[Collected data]
____
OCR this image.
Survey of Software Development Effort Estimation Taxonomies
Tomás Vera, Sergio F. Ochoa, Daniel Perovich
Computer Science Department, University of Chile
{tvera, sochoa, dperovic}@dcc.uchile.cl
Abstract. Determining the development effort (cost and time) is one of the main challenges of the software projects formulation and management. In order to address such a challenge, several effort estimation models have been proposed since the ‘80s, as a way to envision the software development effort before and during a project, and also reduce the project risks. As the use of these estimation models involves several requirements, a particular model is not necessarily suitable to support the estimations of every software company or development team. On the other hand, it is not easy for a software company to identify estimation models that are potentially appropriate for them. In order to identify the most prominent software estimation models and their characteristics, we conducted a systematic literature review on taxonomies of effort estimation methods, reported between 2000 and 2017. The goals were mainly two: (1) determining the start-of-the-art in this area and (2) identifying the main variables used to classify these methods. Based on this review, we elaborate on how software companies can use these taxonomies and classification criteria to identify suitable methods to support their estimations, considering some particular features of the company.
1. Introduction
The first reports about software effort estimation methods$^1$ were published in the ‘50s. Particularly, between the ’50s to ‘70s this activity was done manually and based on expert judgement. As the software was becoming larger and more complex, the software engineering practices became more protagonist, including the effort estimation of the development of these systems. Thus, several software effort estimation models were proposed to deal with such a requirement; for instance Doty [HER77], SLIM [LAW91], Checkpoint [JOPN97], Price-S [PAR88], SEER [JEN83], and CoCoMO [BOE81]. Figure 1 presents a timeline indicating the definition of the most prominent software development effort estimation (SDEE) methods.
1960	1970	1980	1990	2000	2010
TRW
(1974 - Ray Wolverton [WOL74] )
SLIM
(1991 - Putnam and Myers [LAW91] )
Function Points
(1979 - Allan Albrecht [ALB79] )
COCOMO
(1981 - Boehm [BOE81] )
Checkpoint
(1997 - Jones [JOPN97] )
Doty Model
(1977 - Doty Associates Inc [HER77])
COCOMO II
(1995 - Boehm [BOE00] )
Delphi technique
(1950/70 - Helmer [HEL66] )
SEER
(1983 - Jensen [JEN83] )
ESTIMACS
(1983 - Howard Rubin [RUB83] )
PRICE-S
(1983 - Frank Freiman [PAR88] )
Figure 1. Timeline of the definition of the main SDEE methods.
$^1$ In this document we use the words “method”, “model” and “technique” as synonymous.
____
• **EXERCISE INSTRUCTIONS**
Restate the listing above word for word.

• **WORKED SOLUTION**
OCR this image.
Survey of Software Development Effort Estimation Taxonomies
Tomás Vera, Sergio F. Ochoa, Daniel Perovich
Computer Science Department, University of Chile
{tvera, sochoa, dperovic}@dcc.uchile.cl
Abstract. Determining the development effort (cost and time) is one of the main challenges of the software projects formulation and management. In order to address such a challenge, several effort estimation models have been proposed since the ‘80s, as a way to envision the software development effort before and during a project, and also reduce the project risks. As the use of these estimation models involves several requirements, a particular model is not necessarily suitable to support the estimations of every software company or development team. On the other hand, it is not easy for a software company to identify estimation models that are potentially appropriate for them. In order to identify the most prominent software estimation models and their characteristics, we conducted a systematic literature review on taxonomies of effort estimation methods, reported between 2000 and 2017. The goals were mainly two: (1) determining the start-of-the-art in this area and (2) identifying the main variables used to classify these methods. Based on this review, we elaborate on how software companies can use these taxonomies and classification criteria to identify suitable methods to support their estimations, considering some particular features of the company.
1. Introduction
The first reports about software effort estimation methods$^1$ were published in the ‘50s. Particularly, between the ’50s to ‘70s this activity was done manually and based on expert judgement. As the software was becoming larger and more complex, the software engineering practices became more protagonist, including the effort estimation of the development of these systems. Thus, several software effort estimation models were proposed to deal with such a requirement; for instance Doty [HER77], SLIM [LAW91], Checkpoint [JOPN97], Price-S [PAR88], SEER [JEN83], and CoCoMO [BOE81]. Figure 1 presents a timeline indicating the definition of the most prominent software development effort estimation (SDEE) methods.
1960	1970	1980	1990	2000	2010
TRW
(1974 - Ray Wolverton [WOL74] )
SLIM
(1991 - Putnam and Myers [LAW91] )
Function Points
(1979 - Allan Albrecht [ALB79] )
COCOMO
(1981 - Boehm [BOE81] )
Checkpoint
(1997 - Jones [JOPN97] )
Doty Model
(1977 - Doty Associates Inc [HER77])
COCOMO II
(1995 - Boehm [BOE00] )
Delphi technique
(1950/70 - Helmer [HEL66] )
SEER
(1983 - Jensen [JEN83] )
ESTIMACS
(1983 - Howard Rubin [RUB83] )
PRICE-S
(1983 - Frank Freiman [PAR88] )
Figure 1. Timeline of the definition of the main SDEE methods.
$^1$ In this document we use the words “method”, “model” and “technique” as synonymous.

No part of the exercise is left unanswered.